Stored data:

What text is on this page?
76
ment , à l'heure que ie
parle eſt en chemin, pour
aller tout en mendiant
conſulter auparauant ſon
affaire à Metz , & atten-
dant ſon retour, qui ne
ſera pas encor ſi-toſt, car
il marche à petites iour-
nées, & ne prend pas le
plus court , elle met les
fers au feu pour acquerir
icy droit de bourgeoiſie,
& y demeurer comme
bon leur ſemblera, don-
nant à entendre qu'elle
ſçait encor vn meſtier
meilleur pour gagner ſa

Short task:
Retype the entries exactly, including every line.

Response:
What text is on this page?
76
ment , à l'heure que ie
parle eſt en chemin, pour
aller tout en mendiant
conſulter auparauant ſon
affaire à Metz , & atten-
dant ſon retour, qui ne
ſera pas encor ſi-toſt, car
il marche à petites iour-
nées, & ne prend pas le
plus court , elle met les
fers au feu pour acquerir
icy droit de bourgeoiſie,
& y demeurer comme
bon leur ſemblera, don-
nant à entendre qu'elle
ſçait encor vn meſtier
meilleur pour gagner ſa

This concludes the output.